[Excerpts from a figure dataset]
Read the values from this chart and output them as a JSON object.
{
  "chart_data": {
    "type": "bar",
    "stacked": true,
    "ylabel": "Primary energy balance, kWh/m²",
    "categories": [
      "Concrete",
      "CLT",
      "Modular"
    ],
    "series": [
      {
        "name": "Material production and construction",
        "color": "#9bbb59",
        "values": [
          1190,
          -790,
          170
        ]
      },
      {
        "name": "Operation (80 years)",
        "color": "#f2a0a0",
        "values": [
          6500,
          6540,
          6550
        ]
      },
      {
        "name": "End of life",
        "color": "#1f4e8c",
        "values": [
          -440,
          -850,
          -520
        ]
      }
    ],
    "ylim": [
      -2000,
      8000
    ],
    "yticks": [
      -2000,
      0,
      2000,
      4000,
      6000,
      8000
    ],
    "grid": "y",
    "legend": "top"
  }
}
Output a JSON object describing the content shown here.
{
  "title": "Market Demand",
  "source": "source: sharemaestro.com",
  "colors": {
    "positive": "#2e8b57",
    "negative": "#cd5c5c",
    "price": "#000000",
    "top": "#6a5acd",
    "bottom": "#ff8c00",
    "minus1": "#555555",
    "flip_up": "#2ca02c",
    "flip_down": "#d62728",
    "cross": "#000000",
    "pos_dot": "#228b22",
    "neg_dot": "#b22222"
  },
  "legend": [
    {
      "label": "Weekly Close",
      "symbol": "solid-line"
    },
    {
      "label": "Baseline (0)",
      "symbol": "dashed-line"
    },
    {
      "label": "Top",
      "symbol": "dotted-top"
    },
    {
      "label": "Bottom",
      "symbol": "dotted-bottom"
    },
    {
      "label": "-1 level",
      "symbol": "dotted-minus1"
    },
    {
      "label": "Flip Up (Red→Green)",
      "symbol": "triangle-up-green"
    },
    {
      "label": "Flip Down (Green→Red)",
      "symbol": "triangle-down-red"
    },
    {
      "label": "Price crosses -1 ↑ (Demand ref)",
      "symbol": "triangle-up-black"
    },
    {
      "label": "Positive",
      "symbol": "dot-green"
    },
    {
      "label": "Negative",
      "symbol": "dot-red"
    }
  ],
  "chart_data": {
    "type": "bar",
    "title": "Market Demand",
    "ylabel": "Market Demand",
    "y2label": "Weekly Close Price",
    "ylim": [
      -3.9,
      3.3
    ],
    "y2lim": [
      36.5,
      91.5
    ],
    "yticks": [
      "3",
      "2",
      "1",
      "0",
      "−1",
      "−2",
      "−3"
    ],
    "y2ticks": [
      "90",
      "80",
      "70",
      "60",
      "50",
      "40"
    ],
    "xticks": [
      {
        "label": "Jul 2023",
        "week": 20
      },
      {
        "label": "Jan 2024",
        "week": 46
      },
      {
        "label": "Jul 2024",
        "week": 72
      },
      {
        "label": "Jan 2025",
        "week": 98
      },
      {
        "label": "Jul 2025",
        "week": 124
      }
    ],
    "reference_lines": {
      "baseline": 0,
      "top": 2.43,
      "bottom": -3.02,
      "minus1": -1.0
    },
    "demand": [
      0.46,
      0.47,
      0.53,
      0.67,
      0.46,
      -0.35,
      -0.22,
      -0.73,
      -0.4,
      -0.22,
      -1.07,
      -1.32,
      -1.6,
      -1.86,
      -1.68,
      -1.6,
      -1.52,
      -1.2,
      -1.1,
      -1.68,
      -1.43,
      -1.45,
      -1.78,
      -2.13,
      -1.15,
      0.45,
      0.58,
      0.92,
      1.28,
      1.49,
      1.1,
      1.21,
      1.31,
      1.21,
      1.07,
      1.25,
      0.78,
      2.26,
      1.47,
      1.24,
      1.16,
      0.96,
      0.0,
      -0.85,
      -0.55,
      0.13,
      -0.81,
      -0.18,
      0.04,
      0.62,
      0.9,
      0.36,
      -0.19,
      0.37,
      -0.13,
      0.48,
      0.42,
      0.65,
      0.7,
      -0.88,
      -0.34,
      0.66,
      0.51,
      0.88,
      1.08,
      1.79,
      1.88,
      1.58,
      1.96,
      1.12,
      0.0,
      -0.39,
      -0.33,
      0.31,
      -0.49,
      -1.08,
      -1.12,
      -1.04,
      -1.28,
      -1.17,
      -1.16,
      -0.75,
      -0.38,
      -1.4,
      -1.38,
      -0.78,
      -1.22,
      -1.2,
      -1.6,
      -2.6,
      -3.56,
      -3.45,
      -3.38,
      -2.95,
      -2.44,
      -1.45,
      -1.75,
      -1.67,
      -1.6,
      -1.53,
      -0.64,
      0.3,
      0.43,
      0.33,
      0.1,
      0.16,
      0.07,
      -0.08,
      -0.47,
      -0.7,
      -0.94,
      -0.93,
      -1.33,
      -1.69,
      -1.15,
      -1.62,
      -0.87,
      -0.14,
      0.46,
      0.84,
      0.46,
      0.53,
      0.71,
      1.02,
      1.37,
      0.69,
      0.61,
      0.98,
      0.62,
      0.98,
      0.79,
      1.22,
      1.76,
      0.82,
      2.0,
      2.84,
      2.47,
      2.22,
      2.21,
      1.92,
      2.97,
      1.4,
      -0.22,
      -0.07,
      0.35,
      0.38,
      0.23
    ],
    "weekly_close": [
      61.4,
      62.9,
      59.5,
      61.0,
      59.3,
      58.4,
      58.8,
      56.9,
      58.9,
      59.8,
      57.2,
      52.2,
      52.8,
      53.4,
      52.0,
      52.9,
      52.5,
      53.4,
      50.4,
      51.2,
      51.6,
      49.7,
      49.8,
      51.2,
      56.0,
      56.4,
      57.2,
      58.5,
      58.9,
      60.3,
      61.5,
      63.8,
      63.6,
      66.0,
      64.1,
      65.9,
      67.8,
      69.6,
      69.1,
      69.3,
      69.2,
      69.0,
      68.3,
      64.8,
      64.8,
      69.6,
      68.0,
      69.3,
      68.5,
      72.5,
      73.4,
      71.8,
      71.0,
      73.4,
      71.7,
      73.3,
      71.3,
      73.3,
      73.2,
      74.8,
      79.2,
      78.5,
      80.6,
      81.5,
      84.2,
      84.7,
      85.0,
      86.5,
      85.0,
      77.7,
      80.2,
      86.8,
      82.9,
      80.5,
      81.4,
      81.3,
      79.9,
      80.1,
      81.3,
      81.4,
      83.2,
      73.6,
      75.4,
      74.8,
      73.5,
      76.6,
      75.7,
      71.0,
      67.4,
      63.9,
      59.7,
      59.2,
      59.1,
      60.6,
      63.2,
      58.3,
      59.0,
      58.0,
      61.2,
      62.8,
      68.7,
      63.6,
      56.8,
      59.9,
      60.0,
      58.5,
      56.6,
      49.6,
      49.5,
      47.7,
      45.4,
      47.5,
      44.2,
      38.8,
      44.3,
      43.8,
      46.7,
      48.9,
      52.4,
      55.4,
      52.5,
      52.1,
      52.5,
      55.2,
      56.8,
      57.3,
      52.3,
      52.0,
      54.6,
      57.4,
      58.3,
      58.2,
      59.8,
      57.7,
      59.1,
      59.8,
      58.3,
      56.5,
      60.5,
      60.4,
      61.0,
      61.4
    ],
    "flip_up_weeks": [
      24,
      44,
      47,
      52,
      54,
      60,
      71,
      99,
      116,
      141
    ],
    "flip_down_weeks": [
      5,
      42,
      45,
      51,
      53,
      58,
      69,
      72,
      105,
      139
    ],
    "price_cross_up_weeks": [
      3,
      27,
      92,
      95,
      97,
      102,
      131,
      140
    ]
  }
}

**Task:**
Using the listing above, reproduce each line without omission.

**Solved exercise:**
Read the values from this chart and output them as a JSON object.
{
  "chart_data": {
    "type": "bar",
    "stacked": true,
    "ylabel": "Primary energy balance, kWh/m²",
    "categories": [
      "Concrete",
      "CLT",
      "Modular"
    ],
    "series": [
      {
        "name": "Material production and construction",
        "color": "#9bbb59",
        "values": [
          1190,
          -790,
          170
        ]
      },
      {
        "name": "Operation (80 years)",
        "color": "#f2a0a0",
        "values": [
          6500,
          6540,
          6550
        ]
      },
      {
        "name": "End of life",
        "color": "#1f4e8c",
        "values": [
          -440,
          -850,
          -520
        ]
      }
    ],
    "ylim": [
      -2000,
      8000
    ],
    "yticks": [
      -2000,
      0,
      2000,
      4000,
      6000,
      8000
    ],
    "grid": "y",
    "legend": "top"
  }
}
Output a JSON object describing the content shown here.
{
  "title": "Market Demand",
  "source": "source: sharemaestro.com",
  "colors": {
    "positive": "#2e8b57",
    "negative": "#cd5c5c",
    "price": "#000000",
    "top": "#6a5acd",
    "bottom": "#ff8c00",
    "minus1": "#555555",
    "flip_up": "#2ca02c",
    "flip_down": "#d62728",
    "cross": "#000000",
    "pos_dot": "#228b22",
    "neg_dot": "#b22222"
  },
  "legend": [
    {
      "label": "Weekly Close",
      "symbol": "solid-line"
    },
    {
      "label": "Baseline (0)",
      "symbol": "dashed-line"
    },
    {
      "label": "Top",
      "symbol": "dotted-top"
    },
    {
      "label": "Bottom",
      "symbol": "dotted-bottom"
    },
    {
      "label": "-1 level",
      "symbol": "dotted-minus1"
    },
    {
      "label": "Flip Up (Red→Green)",
      "symbol": "triangle-up-green"
    },
    {
      "label": "Flip Down (Green→Red)",
      "symbol": "triangle-down-red"
    },
    {
      "label": "Price crosses -1 ↑ (Demand ref)",
      "symbol": "triangle-up-black"
    },
    {
      "label": "Positive",
      "symbol": "dot-green"
    },
    {
      "label": "Negative",
      "symbol": "dot-red"
    }
  ],
  "chart_data": {
    "type": "bar",
    "title": "Market Demand",
    "ylabel": "Market Demand",
    "y2label": "Weekly Close Price",
    "ylim": [
      -3.9,
      3.3
    ],
    "y2lim": [
      36.5,
      91.5
    ],
    "yticks": [
      "3",
      "2",
      "1",
      "0",
      "−1",
      "−2",
      "−3"
    ],
    "y2ticks": [
      "90",
      "80",
      "70",
      "60",
      "50",
      "40"
    ],
    "xticks": [
      {
        "label": "Jul 2023",
        "week": 20
      },
      {
        "label": "Jan 2024",
        "week": 46
      },
      {
        "label": "Jul 2024",
        "week": 72
      },
      {
        "label": "Jan 2025",
        "week": 98
      },
      {
        "label": "Jul 2025",
        "week": 124
      }
    ],
    "reference_lines": {
      "baseline": 0,
      "top": 2.43,
      "bottom": -3.02,
      "minus1": -1.0
    },
    "demand": [
      0.46,
      0.47,
      0.53,
      0.67,
      0.46,
      -0.35,
      -0.22,
      -0.73,
      -0.4,
      -0.22,
      -1.07,
      -1.32,
      -1.6,
      -1.86,
      -1.68,
      -1.6,
      -1.52,
      -1.2,
      -1.1,
      -1.68,
      -1.43,
      -1.45,
      -1.78,
      -2.13,
      -1.15,
      0.45,
      0.58,
      0.92,
      1.28,
      1.49,
      1.1,
      1.21,
      1.31,
      1.21,
      1.07,
      1.25,
      0.78,
      2.26,
      1.47,
      1.24,
      1.16,
      0.96,
      0.0,
      -0.85,
      -0.55,
      0.13,
      -0.81,
      -0.18,
      0.04,
      0.62,
      0.9,
      0.36,
      -0.19,
      0.37,
      -0.13,
      0.48,
      0.42,
      0.65,
      0.7,
      -0.88,
      -0.34,
      0.66,
      0.51,
      0.88,
      1.08,
      1.79,
      1.88,
      1.58,
      1.96,
      1.12,
      0.0,
      -0.39,
      -0.33,
      0.31,
      -0.49,
      -1.08,
      -1.12,
      -1.04,
      -1.28,
      -1.17,
      -1.16,
      -0.75,
      -0.38,
      -1.4,
      -1.38,
      -0.78,
      -1.22,
      -1.2,
      -1.6,
      -2.6,
      -3.56,
      -3.45,
      -3.38,
      -2.95,
      -2.44,
      -1.45,
      -1.75,
      -1.67,
      -1.6,
      -1.53,
      -0.64,
      0.3,
      0.43,
      0.33,
      0.1,
      0.16,
      0.07,
      -0.08,
      -0.47,
      -0.7,
      -0.94,
      -0.93,
      -1.33,
      -1.69,
      -1.15,
      -1.62,
      -0.87,
      -0.14,
      0.46,
      0.84,
      0.46,
      0.53,
      0.71,
      1.02,
      1.37,
      0.69,
      0.61,
      0.98,
      0.62,
      0.98,
      0.79,
      1.22,
      1.76,
      0.82,
      2.0,
      2.84,
      2.47,
      2.22,
      2.21,
      1.92,
      2.97,
      1.4,
      -0.22,
      -0.07,
      0.35,
      0.38,
      0.23
    ],
    "weekly_close": [
      61.4,
      62.9,
      59.5,
      61.0,
      59.3,
      58.4,
      58.8,
      56.9,
      58.9,
      59.8,
      57.2,
      52.2,
      52.8,
      53.4,
      52.0,
      52.9,
      52.5,
      53.4,
      50.4,
      51.2,
      51.6,
      49.7,
      49.8,
      51.2,
      56.0,
      56.4,
      57.2,
      58.5,
      58.9,
      60.3,
      61.5,
      63.8,
      63.6,
      66.0,
      64.1,
      65.9,
      67.8,
      69.6,
      69.1,
      69.3,
      69.2,
      69.0,
      68.3,
      64.8,
      64.8,
      69.6,
      68.0,
      69.3,
      68.5,
      72.5,
      73.4,
      71.8,
      71.0,
      73.4,
      71.7,
      73.3,
      71.3,
      73.3,
      73.2,
      74.8,
      79.2,
      78.5,
      80.6,
      81.5,
      84.2,
      84.7,
      85.0,
      86.5,
      85.0,
      77.7,
      80.2,
      86.8,
      82.9,
      80.5,
      81.4,
      81.3,
      79.9,
      80.1,
      81.3,
      81.4,
      83.2,
      73.6,
      75.4,
      74.8,
      73.5,
      76.6,
      75.7,
      71.0,
      67.4,
      63.9,
      59.7,
      59.2,
      59.1,
      60.6,
      63.2,
      58.3,
      59.0,
      58.0,
      61.2,
      62.8,
      68.7,
      63.6,
      56.8,
      59.9,
      60.0,
      58.5,
      56.6,
      49.6,
      49.5,
      47.7,
      45.4,
      47.5,
      44.2,
      38.8,
      44.3,
      43.8,
      46.7,
      48.9,
      52.4,
      55.4,
      52.5,
      52.1,
      52.5,
      55.2,
      56.8,
      57.3,
      52.3,
      52.0,
      54.6,
      57.4,
      58.3,
      58.2,
      59.8,
      57.7,
      59.1,
      59.8,
      58.3,
      56.5,
      60.5,
      60.4,
      61.0,
      61.4
    ],
    "flip_up_weeks": [
      24,
      44,
      47,
      52,
      54,
      60,
      71,
      99,
      116,
      141
    ],
    "flip_down_weeks": [
      5,
      42,
      45,
      51,
      53,
      58,
      69,
      72,
      105,
      139
    ],
    "price_cross_up_weeks": [
      3,
      27,
      92,
      95,
      97,
      102,
      131,
      140
    ]
  }
}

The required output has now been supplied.